Stored data:
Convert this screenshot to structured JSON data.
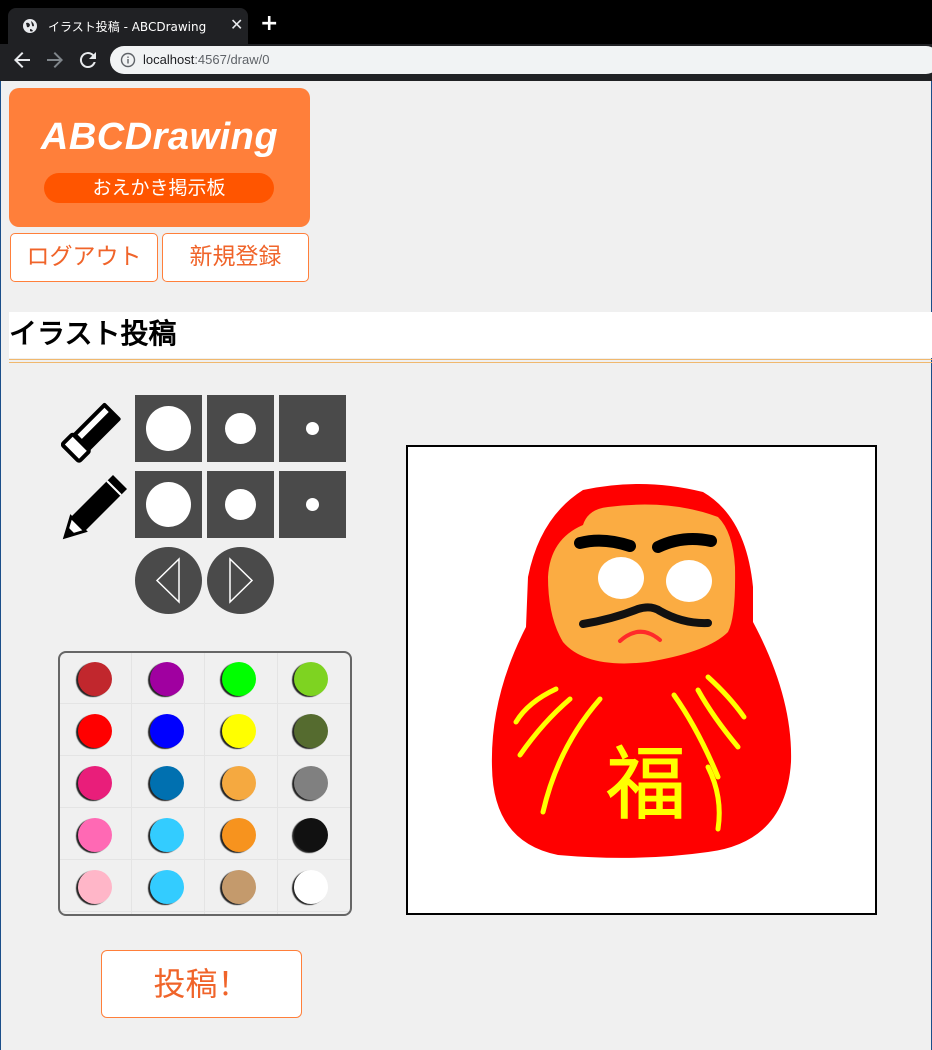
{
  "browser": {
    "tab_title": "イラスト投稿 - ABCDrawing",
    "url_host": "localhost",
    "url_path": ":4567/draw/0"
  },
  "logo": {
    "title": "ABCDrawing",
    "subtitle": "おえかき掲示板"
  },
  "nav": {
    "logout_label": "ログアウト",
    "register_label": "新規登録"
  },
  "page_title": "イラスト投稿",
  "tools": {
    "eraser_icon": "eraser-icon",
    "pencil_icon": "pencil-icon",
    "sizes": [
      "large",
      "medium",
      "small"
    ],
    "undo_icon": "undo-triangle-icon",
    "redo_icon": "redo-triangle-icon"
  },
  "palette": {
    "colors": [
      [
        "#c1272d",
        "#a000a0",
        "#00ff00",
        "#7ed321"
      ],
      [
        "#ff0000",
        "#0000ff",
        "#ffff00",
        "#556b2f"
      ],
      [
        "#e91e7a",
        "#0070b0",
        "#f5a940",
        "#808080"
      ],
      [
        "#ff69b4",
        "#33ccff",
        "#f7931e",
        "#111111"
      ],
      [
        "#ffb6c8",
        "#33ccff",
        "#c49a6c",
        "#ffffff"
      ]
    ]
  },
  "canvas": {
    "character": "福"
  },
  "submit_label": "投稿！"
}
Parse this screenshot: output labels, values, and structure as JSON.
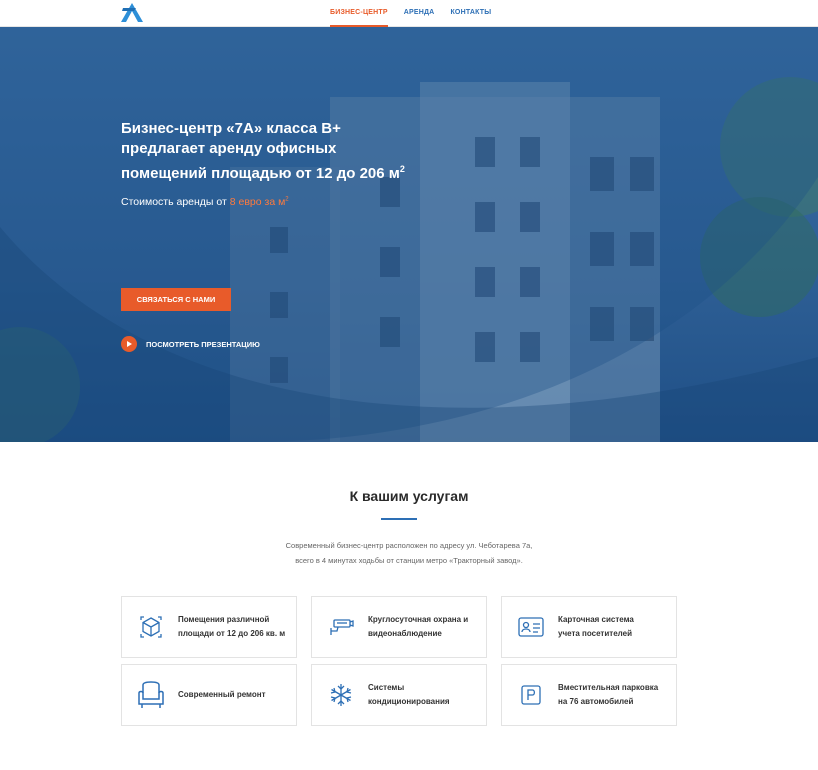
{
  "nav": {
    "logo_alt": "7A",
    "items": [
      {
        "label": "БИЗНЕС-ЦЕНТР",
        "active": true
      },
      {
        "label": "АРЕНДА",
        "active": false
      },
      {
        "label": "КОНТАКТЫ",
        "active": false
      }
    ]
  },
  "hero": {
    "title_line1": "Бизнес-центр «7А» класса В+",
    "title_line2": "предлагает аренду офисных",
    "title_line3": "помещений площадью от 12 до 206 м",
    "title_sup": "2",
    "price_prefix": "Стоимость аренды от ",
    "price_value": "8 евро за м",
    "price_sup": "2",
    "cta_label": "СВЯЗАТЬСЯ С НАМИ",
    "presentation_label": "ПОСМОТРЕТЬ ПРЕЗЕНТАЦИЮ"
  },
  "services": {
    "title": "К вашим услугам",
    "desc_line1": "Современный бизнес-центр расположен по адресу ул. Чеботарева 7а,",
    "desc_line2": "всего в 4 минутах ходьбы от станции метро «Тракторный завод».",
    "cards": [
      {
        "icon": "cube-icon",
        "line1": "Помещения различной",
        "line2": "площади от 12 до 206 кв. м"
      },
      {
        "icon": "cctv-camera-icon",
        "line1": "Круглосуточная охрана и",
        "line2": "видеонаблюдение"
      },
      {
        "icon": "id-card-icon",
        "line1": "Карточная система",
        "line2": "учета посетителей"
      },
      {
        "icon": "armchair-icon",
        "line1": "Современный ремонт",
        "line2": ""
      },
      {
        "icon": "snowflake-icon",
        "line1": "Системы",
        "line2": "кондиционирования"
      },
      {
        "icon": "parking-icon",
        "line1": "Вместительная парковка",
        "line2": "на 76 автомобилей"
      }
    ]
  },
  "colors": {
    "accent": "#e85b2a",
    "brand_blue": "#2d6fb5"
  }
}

PROBLEM: Set each line of the records down exactly, leaving every picture out.

CORRECT ANSWER:
Convert this screenshot to structured JSON data.
{
  "browser": {
    "tab_title": "イラスト投稿 - ABCDrawing",
    "url_host": "localhost",
    "url_path": ":4567/draw/0"
  },
  "logo": {
    "title": "ABCDrawing",
    "subtitle": "おえかき掲示板"
  },
  "nav": {
    "logout_label": "ログアウト",
    "register_label": "新規登録"
  },
  "page_title": "イラスト投稿",
  "tools": {
    "eraser_icon": "eraser-icon",
    "pencil_icon": "pencil-icon",
    "sizes": [
      "large",
      "medium",
      "small"
    ],
    "undo_icon": "undo-triangle-icon",
    "redo_icon": "redo-triangle-icon"
  },
  "palette": {
    "colors": [
      [
        "#c1272d",
        "#a000a0",
        "#00ff00",
        "#7ed321"
      ],
      [
        "#ff0000",
        "#0000ff",
        "#ffff00",
        "#556b2f"
      ],
      [
        "#e91e7a",
        "#0070b0",
        "#f5a940",
        "#808080"
      ],
      [
        "#ff69b4",
        "#33ccff",
        "#f7931e",
        "#111111"
      ],
      [
        "#ffb6c8",
        "#33ccff",
        "#c49a6c",
        "#ffffff"
      ]
    ]
  },
  "canvas": {
    "character": "福"
  },
  "submit_label": "投稿！"
}
Parse this screenshot: output labels, values, and structure as JSON.
{
  "nav": {
    "logo_alt": "7A",
    "items": [
      {
        "label": "БИЗНЕС-ЦЕНТР",
        "active": true
      },
      {
        "label": "АРЕНДА",
        "active": false
      },
      {
        "label": "КОНТАКТЫ",
        "active": false
      }
    ]
  },
  "hero": {
    "title_line1": "Бизнес-центр «7А» класса В+",
    "title_line2": "предлагает аренду офисных",
    "title_line3": "помещений площадью от 12 до 206 м",
    "title_sup": "2",
    "price_prefix": "Стоимость аренды от ",
    "price_value": "8 евро за м",
    "price_sup": "2",
    "cta_label": "СВЯЗАТЬСЯ С НАМИ",
    "presentation_label": "ПОСМОТРЕТЬ ПРЕЗЕНТАЦИЮ"
  },
  "services": {
    "title": "К вашим услугам",
    "desc_line1": "Современный бизнес-центр расположен по адресу ул. Чеботарева 7а,",
    "desc_line2": "всего в 4 минутах ходьбы от станции метро «Тракторный завод».",
    "cards": [
      {
        "icon": "cube-icon",
        "line1": "Помещения различной",
        "line2": "площади от 12 до 206 кв. м"
      },
      {
        "icon": "cctv-camera-icon",
        "line1": "Круглосуточная охрана и",
        "line2": "видеонаблюдение"
      },
      {
        "icon": "id-card-icon",
        "line1": "Карточная система",
        "line2": "учета посетителей"
      },
      {
        "icon": "armchair-icon",
        "line1": "Современный ремонт",
        "line2": ""
      },
      {
        "icon": "snowflake-icon",
        "line1": "Системы",
        "line2": "кондиционирования"
      },
      {
        "icon": "parking-icon",
        "line1": "Вместительная парковка",
        "line2": "на 76 автомобилей"
      }
    ]
  },
  "colors": {
    "accent": "#e85b2a",
    "brand_blue": "#2d6fb5"
  }
}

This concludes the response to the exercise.